▶ **Description of the task**:
Restate each of the lines given below, word for word.

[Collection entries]
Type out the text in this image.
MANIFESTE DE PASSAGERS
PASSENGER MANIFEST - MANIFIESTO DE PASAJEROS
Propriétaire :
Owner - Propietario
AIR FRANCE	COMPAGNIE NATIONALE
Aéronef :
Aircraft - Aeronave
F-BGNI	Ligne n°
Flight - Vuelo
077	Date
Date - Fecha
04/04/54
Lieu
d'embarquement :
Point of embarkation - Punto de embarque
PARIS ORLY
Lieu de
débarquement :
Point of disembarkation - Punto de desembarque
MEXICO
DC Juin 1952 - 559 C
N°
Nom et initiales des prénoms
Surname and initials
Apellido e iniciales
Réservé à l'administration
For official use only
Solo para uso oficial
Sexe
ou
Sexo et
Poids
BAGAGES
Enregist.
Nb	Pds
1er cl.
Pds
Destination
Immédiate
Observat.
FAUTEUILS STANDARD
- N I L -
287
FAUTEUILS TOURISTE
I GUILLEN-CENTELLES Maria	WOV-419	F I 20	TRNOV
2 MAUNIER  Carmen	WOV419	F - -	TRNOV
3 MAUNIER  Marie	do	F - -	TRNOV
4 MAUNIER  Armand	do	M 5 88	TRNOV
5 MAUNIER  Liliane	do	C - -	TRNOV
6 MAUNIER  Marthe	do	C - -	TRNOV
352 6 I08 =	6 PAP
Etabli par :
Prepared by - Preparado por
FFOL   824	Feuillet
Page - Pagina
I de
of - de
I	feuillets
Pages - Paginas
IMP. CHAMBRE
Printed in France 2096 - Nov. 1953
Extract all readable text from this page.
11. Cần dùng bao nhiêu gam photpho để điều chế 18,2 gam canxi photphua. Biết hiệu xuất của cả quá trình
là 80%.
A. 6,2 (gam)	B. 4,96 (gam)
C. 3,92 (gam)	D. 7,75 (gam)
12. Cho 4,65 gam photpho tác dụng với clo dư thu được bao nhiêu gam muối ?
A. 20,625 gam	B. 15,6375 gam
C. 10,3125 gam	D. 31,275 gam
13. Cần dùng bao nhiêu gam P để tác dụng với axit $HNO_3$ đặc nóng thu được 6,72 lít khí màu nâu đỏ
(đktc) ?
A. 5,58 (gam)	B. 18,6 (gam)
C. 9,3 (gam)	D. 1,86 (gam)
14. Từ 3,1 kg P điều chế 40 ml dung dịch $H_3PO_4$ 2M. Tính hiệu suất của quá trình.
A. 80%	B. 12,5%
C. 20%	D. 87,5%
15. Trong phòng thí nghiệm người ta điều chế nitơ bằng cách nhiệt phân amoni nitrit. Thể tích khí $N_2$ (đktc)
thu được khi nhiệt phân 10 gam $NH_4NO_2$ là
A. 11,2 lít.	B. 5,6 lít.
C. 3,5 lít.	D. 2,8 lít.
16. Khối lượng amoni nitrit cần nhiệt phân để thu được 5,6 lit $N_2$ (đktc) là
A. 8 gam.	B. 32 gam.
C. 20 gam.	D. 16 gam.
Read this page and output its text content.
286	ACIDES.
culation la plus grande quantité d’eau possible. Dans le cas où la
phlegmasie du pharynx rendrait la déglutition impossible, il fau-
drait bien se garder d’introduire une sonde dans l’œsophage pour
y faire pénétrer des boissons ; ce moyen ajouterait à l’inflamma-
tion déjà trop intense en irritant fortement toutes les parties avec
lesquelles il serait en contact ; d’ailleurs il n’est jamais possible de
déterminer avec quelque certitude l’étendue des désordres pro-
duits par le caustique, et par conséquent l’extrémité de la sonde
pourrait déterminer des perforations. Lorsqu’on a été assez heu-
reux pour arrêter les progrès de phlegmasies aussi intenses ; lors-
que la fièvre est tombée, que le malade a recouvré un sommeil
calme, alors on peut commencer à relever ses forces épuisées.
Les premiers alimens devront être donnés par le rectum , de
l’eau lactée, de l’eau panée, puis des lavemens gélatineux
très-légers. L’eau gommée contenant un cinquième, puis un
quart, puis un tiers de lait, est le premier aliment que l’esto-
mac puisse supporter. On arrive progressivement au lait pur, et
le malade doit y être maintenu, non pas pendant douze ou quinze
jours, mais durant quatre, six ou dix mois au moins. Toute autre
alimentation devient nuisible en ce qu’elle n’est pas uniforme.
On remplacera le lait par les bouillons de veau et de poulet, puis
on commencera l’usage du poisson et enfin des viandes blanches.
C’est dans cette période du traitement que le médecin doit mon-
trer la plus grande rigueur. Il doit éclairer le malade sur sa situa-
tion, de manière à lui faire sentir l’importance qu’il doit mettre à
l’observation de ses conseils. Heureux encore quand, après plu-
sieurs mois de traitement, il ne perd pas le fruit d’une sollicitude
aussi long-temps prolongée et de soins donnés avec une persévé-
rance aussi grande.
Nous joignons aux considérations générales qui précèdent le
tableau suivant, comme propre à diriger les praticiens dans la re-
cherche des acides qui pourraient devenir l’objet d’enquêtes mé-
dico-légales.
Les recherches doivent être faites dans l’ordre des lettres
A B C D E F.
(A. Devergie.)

▶ **Written response**:
Type out the text in this image.
MANIFESTE DE PASSAGERS
PASSENGER MANIFEST - MANIFIESTO DE PASAJEROS
Propriétaire :
Owner - Propietario
AIR FRANCE	COMPAGNIE NATIONALE
Aéronef :
Aircraft - Aeronave
F-BGNI	Ligne n°
Flight - Vuelo
077	Date
Date - Fecha
04/04/54
Lieu
d'embarquement :
Point of embarkation - Punto de embarque
PARIS ORLY
Lieu de
débarquement :
Point of disembarkation - Punto de desembarque
MEXICO
DC Juin 1952 - 559 C
N°
Nom et initiales des prénoms
Surname and initials
Apellido e iniciales
Réservé à l'administration
For official use only
Solo para uso oficial
Sexe
ou
Sexo et
Poids
BAGAGES
Enregist.
Nb	Pds
1er cl.
Pds
Destination
Immédiate
Observat.
FAUTEUILS STANDARD
- N I L -
287
FAUTEUILS TOURISTE
I GUILLEN-CENTELLES Maria	WOV-419	F I 20	TRNOV
2 MAUNIER  Carmen	WOV419	F - -	TRNOV
3 MAUNIER  Marie	do	F - -	TRNOV
4 MAUNIER  Armand	do	M 5 88	TRNOV
5 MAUNIER  Liliane	do	C - -	TRNOV
6 MAUNIER  Marthe	do	C - -	TRNOV
352 6 I08 =	6 PAP
Etabli par :
Prepared by - Preparado por
FFOL   824	Feuillet
Page - Pagina
I de
of - de
I	feuillets
Pages - Paginas
IMP. CHAMBRE
Printed in France 2096 - Nov. 1953
Extract all readable text from this page.
11. Cần dùng bao nhiêu gam photpho để điều chế 18,2 gam canxi photphua. Biết hiệu xuất của cả quá trình
là 80%.
A. 6,2 (gam)	B. 4,96 (gam)
C. 3,92 (gam)	D. 7,75 (gam)
12. Cho 4,65 gam photpho tác dụng với clo dư thu được bao nhiêu gam muối ?
A. 20,625 gam	B. 15,6375 gam
C. 10,3125 gam	D. 31,275 gam
13. Cần dùng bao nhiêu gam P để tác dụng với axit $HNO_3$ đặc nóng thu được 6,72 lít khí màu nâu đỏ
(đktc) ?
A. 5,58 (gam)	B. 18,6 (gam)
C. 9,3 (gam)	D. 1,86 (gam)
14. Từ 3,1 kg P điều chế 40 ml dung dịch $H_3PO_4$ 2M. Tính hiệu suất của quá trình.
A. 80%	B. 12,5%
C. 20%	D. 87,5%
15. Trong phòng thí nghiệm người ta điều chế nitơ bằng cách nhiệt phân amoni nitrit. Thể tích khí $N_2$ (đktc)
thu được khi nhiệt phân 10 gam $NH_4NO_2$ là
A. 11,2 lít.	B. 5,6 lít.
C. 3,5 lít.	D. 2,8 lít.
16. Khối lượng amoni nitrit cần nhiệt phân để thu được 5,6 lit $N_2$ (đktc) là
A. 8 gam.	B. 32 gam.
C. 20 gam.	D. 16 gam.
Read this page and output its text content.
286	ACIDES.
culation la plus grande quantité d’eau possible. Dans le cas où la
phlegmasie du pharynx rendrait la déglutition impossible, il fau-
drait bien se garder d’introduire une sonde dans l’œsophage pour
y faire pénétrer des boissons ; ce moyen ajouterait à l’inflamma-
tion déjà trop intense en irritant fortement toutes les parties avec
lesquelles il serait en contact ; d’ailleurs il n’est jamais possible de
déterminer avec quelque certitude l’étendue des désordres pro-
duits par le caustique, et par conséquent l’extrémité de la sonde
pourrait déterminer des perforations. Lorsqu’on a été assez heu-
reux pour arrêter les progrès de phlegmasies aussi intenses ; lors-
que la fièvre est tombée, que le malade a recouvré un sommeil
calme, alors on peut commencer à relever ses forces épuisées.
Les premiers alimens devront être donnés par le rectum , de
l’eau lactée, de l’eau panée, puis des lavemens gélatineux
très-légers. L’eau gommée contenant un cinquième, puis un
quart, puis un tiers de lait, est le premier aliment que l’esto-
mac puisse supporter. On arrive progressivement au lait pur, et
le malade doit y être maintenu, non pas pendant douze ou quinze
jours, mais durant quatre, six ou dix mois au moins. Toute autre
alimentation devient nuisible en ce qu’elle n’est pas uniforme.
On remplacera le lait par les bouillons de veau et de poulet, puis
on commencera l’usage du poisson et enfin des viandes blanches.
C’est dans cette période du traitement que le médecin doit mon-
trer la plus grande rigueur. Il doit éclairer le malade sur sa situa-
tion, de manière à lui faire sentir l’importance qu’il doit mettre à
l’observation de ses conseils. Heureux encore quand, après plu-
sieurs mois de traitement, il ne perd pas le fruit d’une sollicitude
aussi long-temps prolongée et de soins donnés avec une persévé-
rance aussi grande.
Nous joignons aux considérations générales qui précèdent le
tableau suivant, comme propre à diriger les praticiens dans la re-
cherche des acides qui pourraient devenir l’objet d’enquêtes mé-
dico-légales.
Les recherches doivent être faites dans l’ordre des lettres
A B C D E F.
(A. Devergie.)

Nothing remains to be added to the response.